**Passage**
═══

The above block shows a small part of the Tiny YOLOv2 XML file. One of the <layer> tags, as you can see, contains the convolution operation. Similarly, in the rest of the topology, the other <layer> tags may contain pooling or activation operations. The different sub-tags represent the data type, as well as the input and output dimensions.

• The XML file does not contain any model weights. It only has the topology for the corresponding binary (.bin) file that contains the model weights.

Installing Intel OpenVINO Toolkit

In this post, we will cover the installation steps for the Ubuntu 20.04 OS, 2021.3 version (the latest version available currently) of the Intel OpenVINO Toolkit. The same steps also apply, if you are on Ubuntu 18.04.

Look at the following video, it shows all the steps in the GUI installation process.

If you are more comfortable following the steps in written format, no problem. We’ve listed each step to install Intel OpenVINO Toolkit in detail here. Let’s go over it together now. 

Step 1: Download the Correct Version of OpenVINO Toolkit

Head over to the official download page to get the correct version of OpenVINO, after choosing all the prerequisites according to your needs and OS.

For example, the following image shows us selecting to download the local installer of OpenVINO 2021.3 version for the Linux operating system.

Which version should you download? Any of the older, available versions will work too. But better to go with the latest version for it provides the most updated functionalities of the toolkit. Choose any version, starting from OpenVINO 2018 R50.1. Just keep in mind that all these versions are fully supported only on Ubuntu 18.04 LTS and 20.04 LTS.

Click the download button. It will download a file named l_openvino_toolkit_p_<version>.tgz, where <version> is the version number you have chosen to download.

Step 2. Unpack the Installer File

Open your terminal and cd into the directory where you kept the OpenVINO installer file. Then unpack the file, using the following command:

tar -xvzf l_openvino_toolkit_p_<version>.tgz

After unpacking, you will see a l_openvino_toolkit_p_<version> folder in your current working directory. This contains the OpenVINO installer and other required files.

Step 3. Install OpenVINO Toolkit

Now, cd into the l_openvino_toolkit_p_<version>. You get three options to install OpenVINO on your system.

• The graphical user interface (GUI) installation wizard
• The command line installer
• The command line installer, with silent instructions.

We will use the GUI installation wizard, that is the install_GUI.sh file, as it is the easiest and most intuitive to follow.

To start the installation, type the following command in your terminal.

sudo ./install_GUI.sh

Note: You can also continue with the installation processes, without the sudo access.

═══

According to the OpenVINO installation passage, what does the XML file lack that the corresponding .bin file contains?

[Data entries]

═══

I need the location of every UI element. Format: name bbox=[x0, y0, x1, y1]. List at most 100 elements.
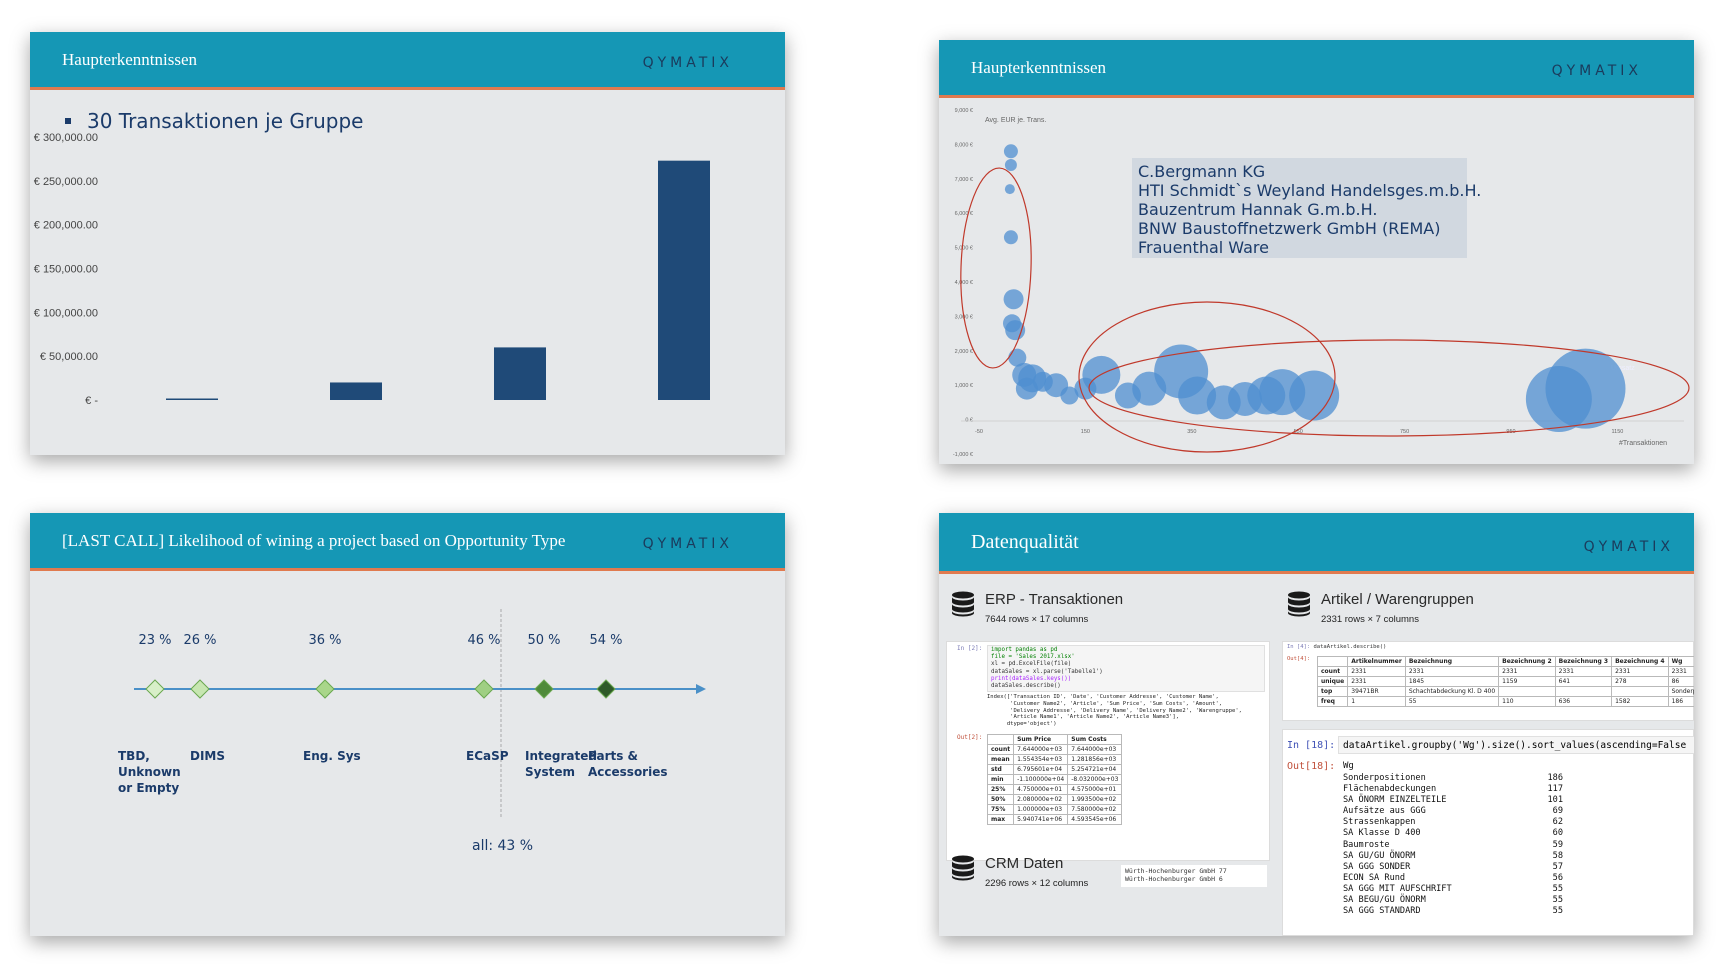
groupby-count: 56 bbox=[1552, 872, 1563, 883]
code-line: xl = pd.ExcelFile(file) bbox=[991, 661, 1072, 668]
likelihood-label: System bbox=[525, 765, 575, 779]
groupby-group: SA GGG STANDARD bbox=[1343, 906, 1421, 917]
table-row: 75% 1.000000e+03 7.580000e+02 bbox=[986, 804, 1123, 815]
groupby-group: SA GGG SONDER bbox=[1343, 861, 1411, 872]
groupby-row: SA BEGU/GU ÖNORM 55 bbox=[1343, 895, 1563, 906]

═══

**Complete answer**
The model weights.